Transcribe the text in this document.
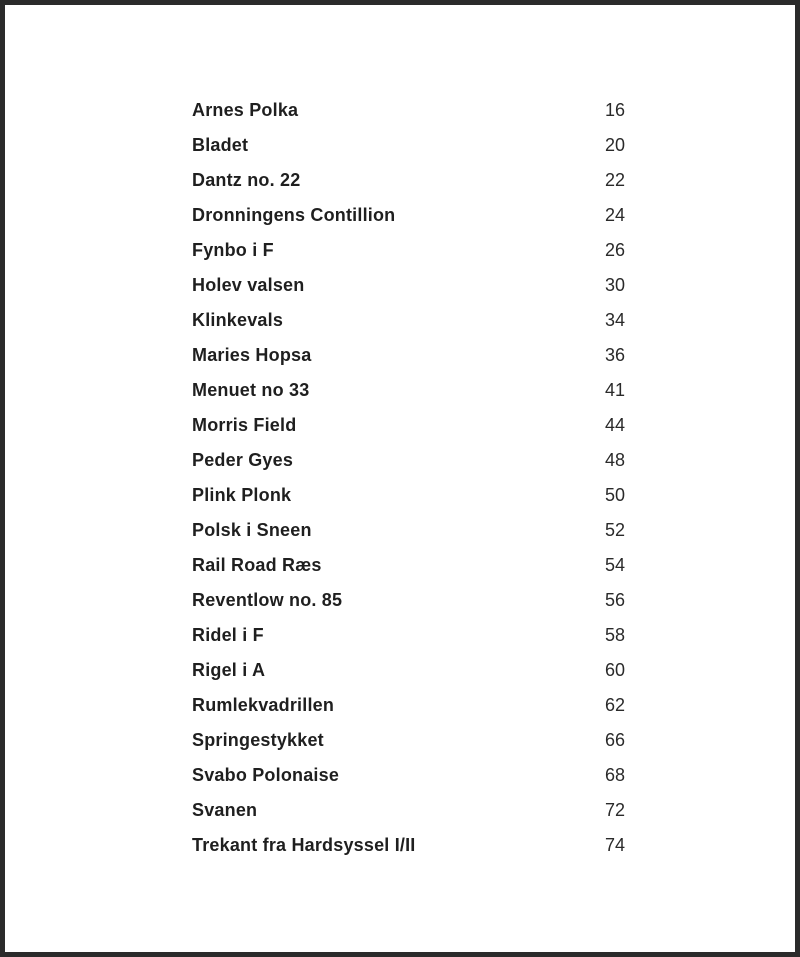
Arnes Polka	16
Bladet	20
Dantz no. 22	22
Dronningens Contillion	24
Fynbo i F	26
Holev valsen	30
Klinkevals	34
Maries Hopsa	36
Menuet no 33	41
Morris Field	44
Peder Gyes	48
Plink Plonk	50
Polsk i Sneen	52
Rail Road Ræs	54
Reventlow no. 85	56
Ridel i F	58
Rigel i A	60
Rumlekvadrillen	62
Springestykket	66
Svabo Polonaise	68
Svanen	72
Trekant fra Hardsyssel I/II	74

---

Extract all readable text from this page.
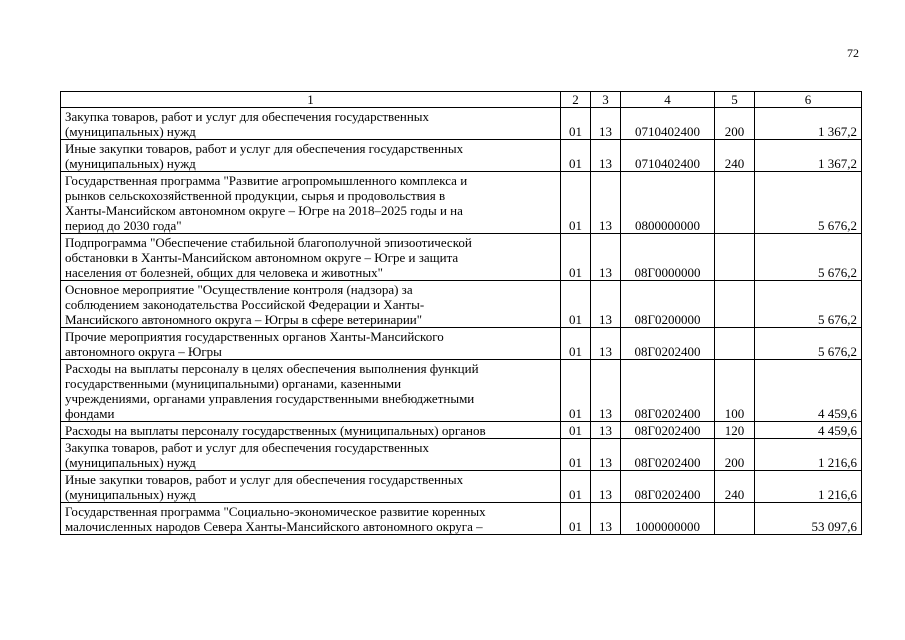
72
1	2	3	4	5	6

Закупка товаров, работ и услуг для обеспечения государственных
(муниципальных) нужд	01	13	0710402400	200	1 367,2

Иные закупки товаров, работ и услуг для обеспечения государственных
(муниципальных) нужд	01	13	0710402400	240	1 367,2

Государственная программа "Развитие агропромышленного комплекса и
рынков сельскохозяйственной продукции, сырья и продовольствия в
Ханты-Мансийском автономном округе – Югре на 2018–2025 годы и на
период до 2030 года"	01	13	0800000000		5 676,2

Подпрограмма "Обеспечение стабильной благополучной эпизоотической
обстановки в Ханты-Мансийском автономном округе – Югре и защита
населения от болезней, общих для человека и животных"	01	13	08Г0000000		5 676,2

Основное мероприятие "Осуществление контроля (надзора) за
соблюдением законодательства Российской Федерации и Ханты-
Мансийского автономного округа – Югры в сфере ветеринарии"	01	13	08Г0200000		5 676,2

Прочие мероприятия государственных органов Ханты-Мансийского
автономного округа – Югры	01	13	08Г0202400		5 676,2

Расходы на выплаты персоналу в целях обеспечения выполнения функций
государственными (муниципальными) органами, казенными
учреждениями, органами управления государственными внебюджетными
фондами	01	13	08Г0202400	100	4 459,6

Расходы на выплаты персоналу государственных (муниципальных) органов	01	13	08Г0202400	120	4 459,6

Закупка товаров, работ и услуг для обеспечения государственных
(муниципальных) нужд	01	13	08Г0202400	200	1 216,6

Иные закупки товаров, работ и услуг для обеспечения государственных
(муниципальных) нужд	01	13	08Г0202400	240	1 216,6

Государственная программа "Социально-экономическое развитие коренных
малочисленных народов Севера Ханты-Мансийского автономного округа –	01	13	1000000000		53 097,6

---

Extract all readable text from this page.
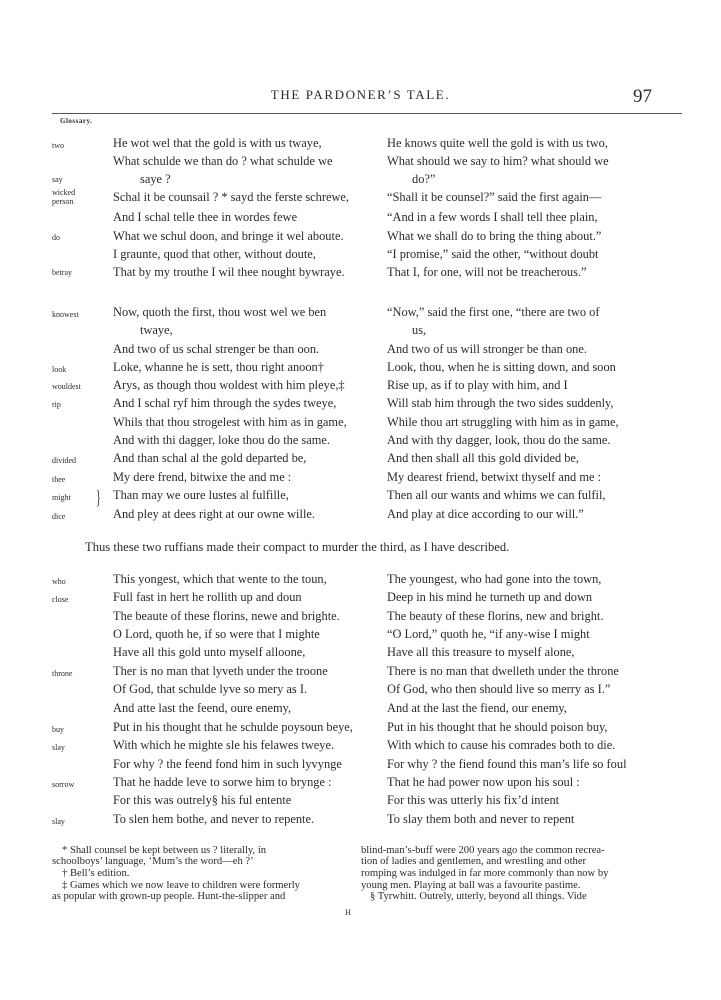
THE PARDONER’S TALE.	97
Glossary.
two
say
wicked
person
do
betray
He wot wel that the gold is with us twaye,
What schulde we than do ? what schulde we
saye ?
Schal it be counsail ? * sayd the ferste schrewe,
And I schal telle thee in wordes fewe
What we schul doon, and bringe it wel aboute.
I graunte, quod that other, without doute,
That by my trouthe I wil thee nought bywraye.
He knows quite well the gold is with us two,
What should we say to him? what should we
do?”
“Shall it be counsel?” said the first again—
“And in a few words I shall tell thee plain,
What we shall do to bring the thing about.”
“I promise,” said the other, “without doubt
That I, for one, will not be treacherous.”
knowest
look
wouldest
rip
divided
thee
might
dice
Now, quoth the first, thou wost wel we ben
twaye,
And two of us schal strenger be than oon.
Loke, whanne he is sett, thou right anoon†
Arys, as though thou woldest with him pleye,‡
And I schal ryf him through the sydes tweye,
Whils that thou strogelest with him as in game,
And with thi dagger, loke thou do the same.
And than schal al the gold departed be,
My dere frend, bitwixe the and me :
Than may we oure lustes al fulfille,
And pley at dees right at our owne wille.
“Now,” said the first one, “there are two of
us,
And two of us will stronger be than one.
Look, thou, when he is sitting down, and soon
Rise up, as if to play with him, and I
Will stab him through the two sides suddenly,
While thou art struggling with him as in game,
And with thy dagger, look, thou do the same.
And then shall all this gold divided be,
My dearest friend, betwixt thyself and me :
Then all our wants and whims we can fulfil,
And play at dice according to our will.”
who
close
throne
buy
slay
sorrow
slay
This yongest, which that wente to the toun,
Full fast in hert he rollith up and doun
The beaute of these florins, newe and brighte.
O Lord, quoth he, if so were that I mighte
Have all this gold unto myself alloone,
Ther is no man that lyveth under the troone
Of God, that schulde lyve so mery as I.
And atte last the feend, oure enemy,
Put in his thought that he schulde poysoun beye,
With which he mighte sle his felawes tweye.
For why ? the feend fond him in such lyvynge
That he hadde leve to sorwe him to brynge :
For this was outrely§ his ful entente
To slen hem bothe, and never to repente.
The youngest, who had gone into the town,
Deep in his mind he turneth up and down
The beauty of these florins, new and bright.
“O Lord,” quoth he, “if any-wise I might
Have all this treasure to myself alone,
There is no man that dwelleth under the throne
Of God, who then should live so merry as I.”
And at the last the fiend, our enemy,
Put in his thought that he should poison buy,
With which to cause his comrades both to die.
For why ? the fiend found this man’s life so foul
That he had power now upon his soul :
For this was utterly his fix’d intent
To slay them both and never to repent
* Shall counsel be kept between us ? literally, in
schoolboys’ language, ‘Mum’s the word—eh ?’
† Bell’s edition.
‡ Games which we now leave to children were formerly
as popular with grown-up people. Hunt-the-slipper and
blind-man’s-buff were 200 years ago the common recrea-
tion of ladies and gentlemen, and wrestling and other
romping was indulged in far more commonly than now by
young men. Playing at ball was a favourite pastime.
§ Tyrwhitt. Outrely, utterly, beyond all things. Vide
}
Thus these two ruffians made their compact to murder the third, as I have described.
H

__What the exercise asks__: Each line that holds the word "fiend" should be extracted from the records.

__Result of this exercise__:
And at the last the fiend, our enemy,
For why ? the fiend found this man’s life so foul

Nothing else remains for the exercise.